- **TASK OBJECTIVE**: Can you output the material exactly as written, minus any pictures it holds?

- **RECORD EXCERPTS**:
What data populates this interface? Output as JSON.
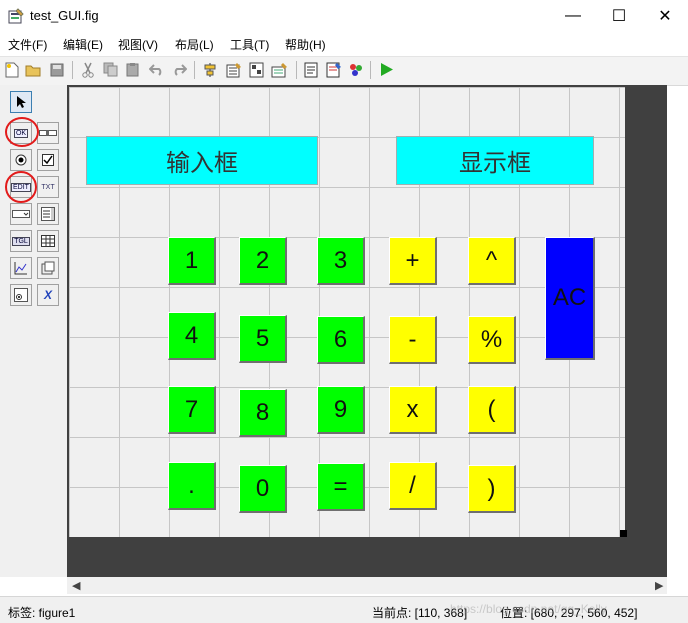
{
  "window": {
    "title": "test_GUI.fig",
    "minimize": "—",
    "maximize": "☐",
    "close": "✕"
  },
  "menu": [
    "文件(F)",
    "编辑(E)",
    "视图(V)",
    "布局(L)",
    "工具(T)",
    "帮助(H)"
  ],
  "palette": {
    "labels": {
      "pushbutton": "OK",
      "edit": "EDIT",
      "text": "TXT",
      "toggle": "TGL",
      "activex": "X"
    }
  },
  "canvas": {
    "input_label": "输入框",
    "display_label": "显示框",
    "keys": {
      "k1": "1",
      "k2": "2",
      "k3": "3",
      "plus": "+",
      "caret": "^",
      "k4": "4",
      "k5": "5",
      "k6": "6",
      "minus": "-",
      "percent": "%",
      "k7": "7",
      "k8": "8",
      "k9": "9",
      "times": "x",
      "lparen": "(",
      "dot": ".",
      "k0": "0",
      "equals": "=",
      "divide": "/",
      "rparen": ")",
      "ac": "AC"
    }
  },
  "status": {
    "tag": "标签: figure1",
    "current_point": "当前点: [110, 368]",
    "position": "位置: [680, 297, 560, 452]",
    "watermark": "https://blog.csdn.net/qq_Kelly"
  },
  "colors": {
    "input_bg": "#00ffff",
    "number_key": "#00ff00",
    "operator_key": "#ffff00",
    "ac_key": "#0000ff",
    "annotation": "#e21b1b"
  }
}
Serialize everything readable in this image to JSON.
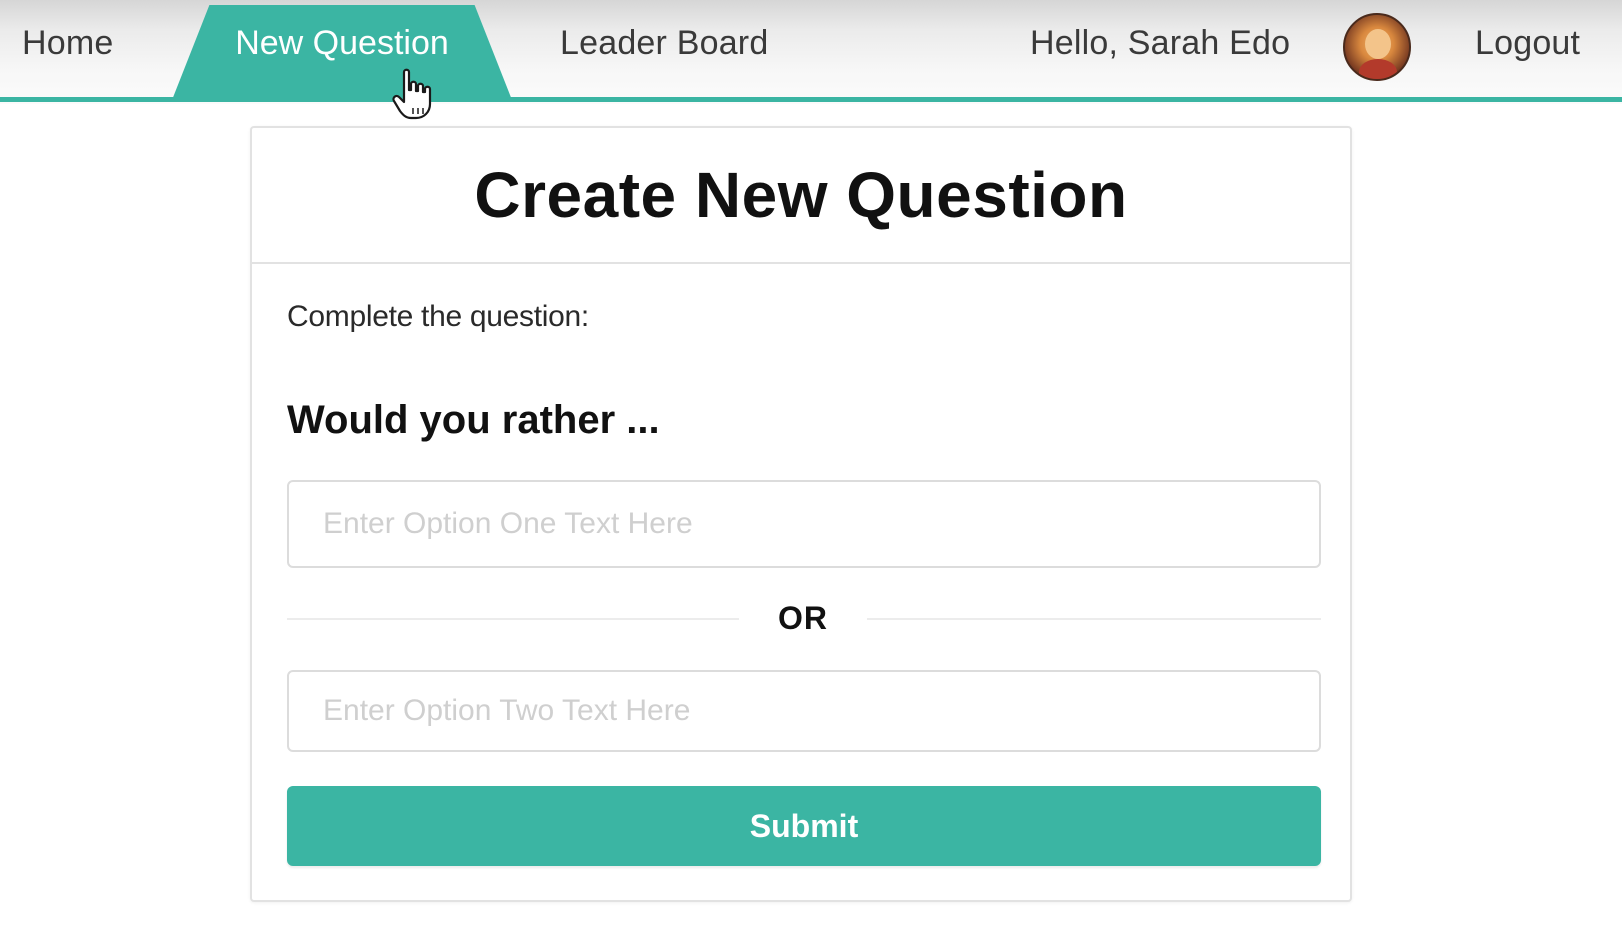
{
  "nav": {
    "home": "Home",
    "new_question": "New Question",
    "leader_board": "Leader Board",
    "greeting": "Hello, Sarah Edo",
    "logout": "Logout",
    "active_tab": "New Question"
  },
  "card": {
    "title": "Create New Question",
    "instruction": "Complete the question:",
    "lead": "Would you rather ...",
    "option_one": {
      "value": "",
      "placeholder": "Enter Option One Text Here"
    },
    "separator": "OR",
    "option_two": {
      "value": "",
      "placeholder": "Enter Option Two Text Here"
    },
    "submit_label": "Submit"
  },
  "colors": {
    "accent": "#3bb5a3",
    "text": "#111111",
    "muted_placeholder": "#cfcfcf",
    "border": "#e2e2e2"
  },
  "icons": {
    "avatar": "avatar",
    "cursor": "hand-pointer-icon"
  }
}
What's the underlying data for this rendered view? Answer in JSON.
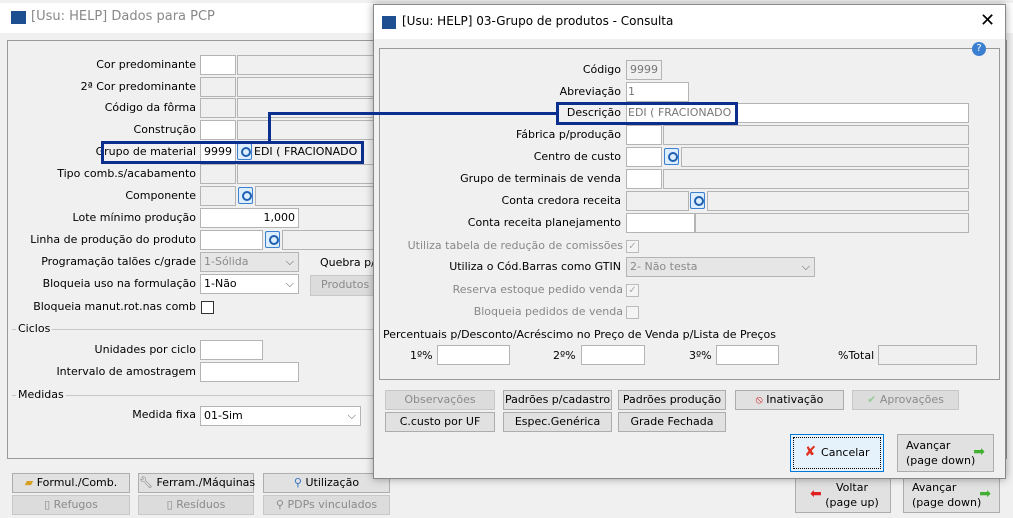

- **EXERCISE OUTPUT**:
What data populates this interface? Output as JSON.
{
  "window": {
    "title": "test_GUI.fig",
    "minimize": "—",
    "maximize": "☐",
    "close": "✕"
  },
  "menu": [
    "文件(F)",
    "编辑(E)",
    "视图(V)",
    "布局(L)",
    "工具(T)",
    "帮助(H)"
  ],
  "palette": {
    "labels": {
      "pushbutton": "OK",
      "edit": "EDIT",
      "text": "TXT",
      "toggle": "TGL",
      "activex": "X"
    }
  },
  "canvas": {
    "input_label": "输入框",
    "display_label": "显示框",
    "keys": {
      "k1": "1",
      "k2": "2",
      "k3": "3",
      "plus": "+",
      "caret": "^",
      "k4": "4",
      "k5": "5",
      "k6": "6",
      "minus": "-",
      "percent": "%",
      "k7": "7",
      "k8": "8",
      "k9": "9",
      "times": "x",
      "lparen": "(",
      "dot": ".",
      "k0": "0",
      "equals": "=",
      "divide": "/",
      "rparen": ")",
      "ac": "AC"
    }
  },
  "status": {
    "tag": "标签: figure1",
    "current_point": "当前点: [110, 368]",
    "position": "位置: [680, 297, 560, 452]",
    "watermark": "https://blog.csdn.net/qq_Kelly"
  },
  "colors": {
    "input_bg": "#00ffff",
    "number_key": "#00ff00",
    "operator_key": "#ffff00",
    "ac_key": "#0000ff",
    "annotation": "#e21b1b"
  }
}
Serialize everything readable in this image to JSON.
{
  "nav": {
    "home": "Home",
    "new_question": "New Question",
    "leader_board": "Leader Board",
    "greeting": "Hello, Sarah Edo",
    "logout": "Logout",
    "active_tab": "New Question"
  },
  "card": {
    "title": "Create New Question",
    "instruction": "Complete the question:",
    "lead": "Would you rather ...",
    "option_one": {
      "value": "",
      "placeholder": "Enter Option One Text Here"
    },
    "separator": "OR",
    "option_two": {
      "value": "",
      "placeholder": "Enter Option Two Text Here"
    },
    "submit_label": "Submit"
  },
  "colors": {
    "accent": "#3bb5a3",
    "text": "#111111",
    "muted_placeholder": "#cfcfcf",
    "border": "#e2e2e2"
  },
  "icons": {
    "avatar": "avatar",
    "cursor": "hand-pointer-icon"
  }
}
What's the underlying data for this rendered view? Answer in JSON.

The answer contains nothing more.